Copy out the records precisely, omitting pictures.

Figure dataset records
--- Begin ---

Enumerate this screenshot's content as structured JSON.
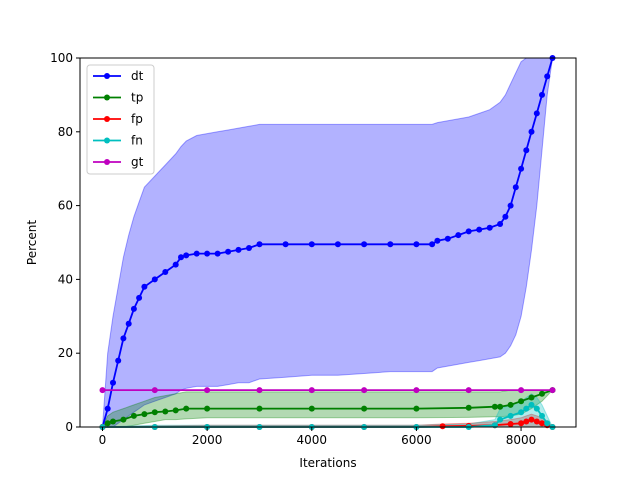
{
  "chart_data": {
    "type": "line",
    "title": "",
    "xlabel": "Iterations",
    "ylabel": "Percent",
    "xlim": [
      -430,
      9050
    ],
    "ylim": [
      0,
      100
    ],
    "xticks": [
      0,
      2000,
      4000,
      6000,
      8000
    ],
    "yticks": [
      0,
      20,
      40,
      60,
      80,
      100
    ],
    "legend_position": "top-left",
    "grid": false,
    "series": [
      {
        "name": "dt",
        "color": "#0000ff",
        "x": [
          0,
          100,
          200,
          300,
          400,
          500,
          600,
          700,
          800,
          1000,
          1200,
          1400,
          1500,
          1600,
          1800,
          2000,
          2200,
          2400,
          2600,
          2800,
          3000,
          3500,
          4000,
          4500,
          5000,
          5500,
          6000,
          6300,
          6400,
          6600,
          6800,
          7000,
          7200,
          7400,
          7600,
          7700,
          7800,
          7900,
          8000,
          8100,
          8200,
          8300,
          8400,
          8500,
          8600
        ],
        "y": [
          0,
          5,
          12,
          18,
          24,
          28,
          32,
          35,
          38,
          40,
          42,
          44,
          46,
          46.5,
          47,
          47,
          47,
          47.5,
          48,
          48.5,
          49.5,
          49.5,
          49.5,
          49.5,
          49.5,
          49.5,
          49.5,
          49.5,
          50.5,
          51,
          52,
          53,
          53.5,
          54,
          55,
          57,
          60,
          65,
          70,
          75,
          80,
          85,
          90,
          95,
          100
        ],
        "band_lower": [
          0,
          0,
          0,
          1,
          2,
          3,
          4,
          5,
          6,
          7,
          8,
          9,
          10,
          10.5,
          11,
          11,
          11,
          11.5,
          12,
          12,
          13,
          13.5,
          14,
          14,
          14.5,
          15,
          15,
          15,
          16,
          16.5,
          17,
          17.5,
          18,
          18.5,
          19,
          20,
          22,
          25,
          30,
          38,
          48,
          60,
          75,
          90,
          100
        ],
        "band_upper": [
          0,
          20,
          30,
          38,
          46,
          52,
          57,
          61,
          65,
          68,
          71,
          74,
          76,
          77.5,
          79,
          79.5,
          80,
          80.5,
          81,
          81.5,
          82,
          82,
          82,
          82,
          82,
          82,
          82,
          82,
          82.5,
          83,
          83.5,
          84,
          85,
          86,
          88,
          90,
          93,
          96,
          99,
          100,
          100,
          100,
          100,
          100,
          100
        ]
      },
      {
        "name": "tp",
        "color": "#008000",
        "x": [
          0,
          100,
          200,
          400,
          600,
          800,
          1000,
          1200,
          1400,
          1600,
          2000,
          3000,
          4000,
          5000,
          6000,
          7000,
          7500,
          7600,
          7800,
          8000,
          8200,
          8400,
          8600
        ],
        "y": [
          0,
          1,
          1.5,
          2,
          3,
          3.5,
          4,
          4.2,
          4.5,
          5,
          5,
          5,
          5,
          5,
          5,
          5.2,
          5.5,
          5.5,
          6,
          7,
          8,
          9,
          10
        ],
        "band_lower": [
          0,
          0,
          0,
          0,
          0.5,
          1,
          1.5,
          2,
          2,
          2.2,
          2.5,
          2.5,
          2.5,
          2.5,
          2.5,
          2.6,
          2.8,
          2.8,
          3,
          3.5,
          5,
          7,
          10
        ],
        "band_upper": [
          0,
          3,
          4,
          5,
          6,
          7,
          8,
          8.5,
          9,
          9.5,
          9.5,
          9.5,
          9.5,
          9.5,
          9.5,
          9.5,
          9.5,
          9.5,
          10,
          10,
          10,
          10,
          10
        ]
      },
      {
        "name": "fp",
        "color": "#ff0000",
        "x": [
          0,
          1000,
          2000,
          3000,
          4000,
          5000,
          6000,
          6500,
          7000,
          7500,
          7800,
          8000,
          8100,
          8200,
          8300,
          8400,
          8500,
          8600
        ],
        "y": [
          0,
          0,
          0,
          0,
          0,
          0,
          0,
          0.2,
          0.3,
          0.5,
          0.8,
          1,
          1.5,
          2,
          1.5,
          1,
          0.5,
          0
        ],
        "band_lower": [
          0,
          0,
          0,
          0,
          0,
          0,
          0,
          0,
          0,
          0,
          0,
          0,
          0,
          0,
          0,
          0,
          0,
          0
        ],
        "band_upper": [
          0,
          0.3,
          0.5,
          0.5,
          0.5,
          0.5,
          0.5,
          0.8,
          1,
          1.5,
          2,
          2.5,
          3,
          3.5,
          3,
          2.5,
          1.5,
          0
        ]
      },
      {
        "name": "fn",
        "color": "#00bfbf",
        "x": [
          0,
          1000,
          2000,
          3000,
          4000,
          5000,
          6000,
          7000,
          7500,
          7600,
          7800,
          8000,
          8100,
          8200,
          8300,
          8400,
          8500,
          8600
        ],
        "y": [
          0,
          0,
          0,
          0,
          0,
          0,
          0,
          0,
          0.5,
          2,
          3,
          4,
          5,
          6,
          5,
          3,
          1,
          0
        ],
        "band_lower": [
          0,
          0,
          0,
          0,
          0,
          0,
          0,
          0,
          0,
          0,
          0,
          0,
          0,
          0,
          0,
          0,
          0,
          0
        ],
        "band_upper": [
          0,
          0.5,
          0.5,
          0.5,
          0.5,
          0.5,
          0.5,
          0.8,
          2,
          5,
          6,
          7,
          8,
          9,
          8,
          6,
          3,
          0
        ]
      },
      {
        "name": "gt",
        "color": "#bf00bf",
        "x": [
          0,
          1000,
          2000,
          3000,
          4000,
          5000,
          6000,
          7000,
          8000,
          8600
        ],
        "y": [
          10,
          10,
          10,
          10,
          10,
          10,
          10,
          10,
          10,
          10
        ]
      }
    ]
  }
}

--- End ---

Task response
Enumerate this screenshot's content as structured JSON.
{
  "chart_data": {
    "type": "line",
    "title": "",
    "xlabel": "Iterations",
    "ylabel": "Percent",
    "xlim": [
      -430,
      9050
    ],
    "ylim": [
      0,
      100
    ],
    "xticks": [
      0,
      2000,
      4000,
      6000,
      8000
    ],
    "yticks": [
      0,
      20,
      40,
      60,
      80,
      100
    ],
    "legend_position": "top-left",
    "grid": false,
    "series": [
      {
        "name": "dt",
        "color": "#0000ff",
        "x": [
          0,
          100,
          200,
          300,
          400,
          500,
          600,
          700,
          800,
          1000,
          1200,
          1400,
          1500,
          1600,
          1800,
          2000,
          2200,
          2400,
          2600,
          2800,
          3000,
          3500,
          4000,
          4500,
          5000,
          5500,
          6000,
          6300,
          6400,
          6600,
          6800,
          7000,
          7200,
          7400,
          7600,
          7700,
          7800,
          7900,
          8000,
          8100,
          8200,
          8300,
          8400,
          8500,
          8600
        ],
        "y": [
          0,
          5,
          12,
          18,
          24,
          28,
          32,
          35,
          38,
          40,
          42,
          44,
          46,
          46.5,
          47,
          47,
          47,
          47.5,
          48,
          48.5,
          49.5,
          49.5,
          49.5,
          49.5,
          49.5,
          49.5,
          49.5,
          49.5,
          50.5,
          51,
          52,
          53,
          53.5,
          54,
          55,
          57,
          60,
          65,
          70,
          75,
          80,
          85,
          90,
          95,
          100
        ],
        "band_lower": [
          0,
          0,
          0,
          1,
          2,
          3,
          4,
          5,
          6,
          7,
          8,
          9,
          10,
          10.5,
          11,
          11,
          11,
          11.5,
          12,
          12,
          13,
          13.5,
          14,
          14,
          14.5,
          15,
          15,
          15,
          16,
          16.5,
          17,
          17.5,
          18,
          18.5,
          19,
          20,
          22,
          25,
          30,
          38,
          48,
          60,
          75,
          90,
          100
        ],
        "band_upper": [
          0,
          20,
          30,
          38,
          46,
          52,
          57,
          61,
          65,
          68,
          71,
          74,
          76,
          77.5,
          79,
          79.5,
          80,
          80.5,
          81,
          81.5,
          82,
          82,
          82,
          82,
          82,
          82,
          82,
          82,
          82.5,
          83,
          83.5,
          84,
          85,
          86,
          88,
          90,
          93,
          96,
          99,
          100,
          100,
          100,
          100,
          100,
          100
        ]
      },
      {
        "name": "tp",
        "color": "#008000",
        "x": [
          0,
          100,
          200,
          400,
          600,
          800,
          1000,
          1200,
          1400,
          1600,
          2000,
          3000,
          4000,
          5000,
          6000,
          7000,
          7500,
          7600,
          7800,
          8000,
          8200,
          8400,
          8600
        ],
        "y": [
          0,
          1,
          1.5,
          2,
          3,
          3.5,
          4,
          4.2,
          4.5,
          5,
          5,
          5,
          5,
          5,
          5,
          5.2,
          5.5,
          5.5,
          6,
          7,
          8,
          9,
          10
        ],
        "band_lower": [
          0,
          0,
          0,
          0,
          0.5,
          1,
          1.5,
          2,
          2,
          2.2,
          2.5,
          2.5,
          2.5,
          2.5,
          2.5,
          2.6,
          2.8,
          2.8,
          3,
          3.5,
          5,
          7,
          10
        ],
        "band_upper": [
          0,
          3,
          4,
          5,
          6,
          7,
          8,
          8.5,
          9,
          9.5,
          9.5,
          9.5,
          9.5,
          9.5,
          9.5,
          9.5,
          9.5,
          9.5,
          10,
          10,
          10,
          10,
          10
        ]
      },
      {
        "name": "fp",
        "color": "#ff0000",
        "x": [
          0,
          1000,
          2000,
          3000,
          4000,
          5000,
          6000,
          6500,
          7000,
          7500,
          7800,
          8000,
          8100,
          8200,
          8300,
          8400,
          8500,
          8600
        ],
        "y": [
          0,
          0,
          0,
          0,
          0,
          0,
          0,
          0.2,
          0.3,
          0.5,
          0.8,
          1,
          1.5,
          2,
          1.5,
          1,
          0.5,
          0
        ],
        "band_lower": [
          0,
          0,
          0,
          0,
          0,
          0,
          0,
          0,
          0,
          0,
          0,
          0,
          0,
          0,
          0,
          0,
          0,
          0
        ],
        "band_upper": [
          0,
          0.3,
          0.5,
          0.5,
          0.5,
          0.5,
          0.5,
          0.8,
          1,
          1.5,
          2,
          2.5,
          3,
          3.5,
          3,
          2.5,
          1.5,
          0
        ]
      },
      {
        "name": "fn",
        "color": "#00bfbf",
        "x": [
          0,
          1000,
          2000,
          3000,
          4000,
          5000,
          6000,
          7000,
          7500,
          7600,
          7800,
          8000,
          8100,
          8200,
          8300,
          8400,
          8500,
          8600
        ],
        "y": [
          0,
          0,
          0,
          0,
          0,
          0,
          0,
          0,
          0.5,
          2,
          3,
          4,
          5,
          6,
          5,
          3,
          1,
          0
        ],
        "band_lower": [
          0,
          0,
          0,
          0,
          0,
          0,
          0,
          0,
          0,
          0,
          0,
          0,
          0,
          0,
          0,
          0,
          0,
          0
        ],
        "band_upper": [
          0,
          0.5,
          0.5,
          0.5,
          0.5,
          0.5,
          0.5,
          0.8,
          2,
          5,
          6,
          7,
          8,
          9,
          8,
          6,
          3,
          0
        ]
      },
      {
        "name": "gt",
        "color": "#bf00bf",
        "x": [
          0,
          1000,
          2000,
          3000,
          4000,
          5000,
          6000,
          7000,
          8000,
          8600
        ],
        "y": [
          10,
          10,
          10,
          10,
          10,
          10,
          10,
          10,
          10,
          10
        ]
      }
    ]
  }
}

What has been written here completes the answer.